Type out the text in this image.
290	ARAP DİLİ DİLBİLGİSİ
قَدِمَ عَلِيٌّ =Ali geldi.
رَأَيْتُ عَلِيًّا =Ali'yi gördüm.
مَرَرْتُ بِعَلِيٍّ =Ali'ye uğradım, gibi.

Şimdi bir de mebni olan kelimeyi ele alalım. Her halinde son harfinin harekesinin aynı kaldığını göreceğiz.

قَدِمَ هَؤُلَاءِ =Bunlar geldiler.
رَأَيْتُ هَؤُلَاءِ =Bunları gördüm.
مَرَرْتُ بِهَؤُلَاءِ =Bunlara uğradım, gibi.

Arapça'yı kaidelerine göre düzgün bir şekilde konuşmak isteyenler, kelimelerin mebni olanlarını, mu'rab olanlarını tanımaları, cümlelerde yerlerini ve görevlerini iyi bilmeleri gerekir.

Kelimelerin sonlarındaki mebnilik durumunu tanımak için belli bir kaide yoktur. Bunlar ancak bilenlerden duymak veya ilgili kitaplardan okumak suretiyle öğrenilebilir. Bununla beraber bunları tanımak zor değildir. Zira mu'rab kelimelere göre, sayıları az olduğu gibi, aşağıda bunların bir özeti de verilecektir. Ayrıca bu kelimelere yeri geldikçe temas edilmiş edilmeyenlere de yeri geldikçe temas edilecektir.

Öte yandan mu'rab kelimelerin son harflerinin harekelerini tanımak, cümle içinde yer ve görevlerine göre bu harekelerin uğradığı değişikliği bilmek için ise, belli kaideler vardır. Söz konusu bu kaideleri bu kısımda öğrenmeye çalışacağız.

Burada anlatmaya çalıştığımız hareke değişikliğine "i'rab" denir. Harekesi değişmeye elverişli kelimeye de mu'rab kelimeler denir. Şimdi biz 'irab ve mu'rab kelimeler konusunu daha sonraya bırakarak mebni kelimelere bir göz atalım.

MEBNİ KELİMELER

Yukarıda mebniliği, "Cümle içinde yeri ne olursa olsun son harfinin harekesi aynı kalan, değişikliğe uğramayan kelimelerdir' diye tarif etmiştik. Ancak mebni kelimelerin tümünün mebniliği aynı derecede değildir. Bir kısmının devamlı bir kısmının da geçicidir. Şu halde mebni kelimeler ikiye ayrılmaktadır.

-*-*-

**Job**. Repeat every line of the records above exactly.

**Task answer**.
Type out the text in this image.
290	ARAP DİLİ DİLBİLGİSİ
قَدِمَ عَلِيٌّ =Ali geldi.
رَأَيْتُ عَلِيًّا =Ali'yi gördüm.
مَرَرْتُ بِعَلِيٍّ =Ali'ye uğradım, gibi.

Şimdi bir de mebni olan kelimeyi ele alalım. Her halinde son harfinin harekesinin aynı kaldığını göreceğiz.

قَدِمَ هَؤُلَاءِ =Bunlar geldiler.
رَأَيْتُ هَؤُلَاءِ =Bunları gördüm.
مَرَرْتُ بِهَؤُلَاءِ =Bunlara uğradım, gibi.

Arapça'yı kaidelerine göre düzgün bir şekilde konuşmak isteyenler, kelimelerin mebni olanlarını, mu'rab olanlarını tanımaları, cümlelerde yerlerini ve görevlerini iyi bilmeleri gerekir.

Kelimelerin sonlarındaki mebnilik durumunu tanımak için belli bir kaide yoktur. Bunlar ancak bilenlerden duymak veya ilgili kitaplardan okumak suretiyle öğrenilebilir. Bununla beraber bunları tanımak zor değildir. Zira mu'rab kelimelere göre, sayıları az olduğu gibi, aşağıda bunların bir özeti de verilecektir. Ayrıca bu kelimelere yeri geldikçe temas edilmiş edilmeyenlere de yeri geldikçe temas edilecektir.

Öte yandan mu'rab kelimelerin son harflerinin harekelerini tanımak, cümle içinde yer ve görevlerine göre bu harekelerin uğradığı değişikliği bilmek için ise, belli kaideler vardır. Söz konusu bu kaideleri bu kısımda öğrenmeye çalışacağız.

Burada anlatmaya çalıştığımız hareke değişikliğine "i'rab" denir. Harekesi değişmeye elverişli kelimeye de mu'rab kelimeler denir. Şimdi biz 'irab ve mu'rab kelimeler konusunu daha sonraya bırakarak mebni kelimelere bir göz atalım.

MEBNİ KELİMELER

Yukarıda mebniliği, "Cümle içinde yeri ne olursa olsun son harfinin harekesi aynı kalan, değişikliğe uğramayan kelimelerdir' diye tarif etmiştik. Ancak mebni kelimelerin tümünün mebniliği aynı derecede değildir. Bir kısmının devamlı bir kısmının da geçicidir. Şu halde mebni kelimeler ikiye ayrılmaktadır.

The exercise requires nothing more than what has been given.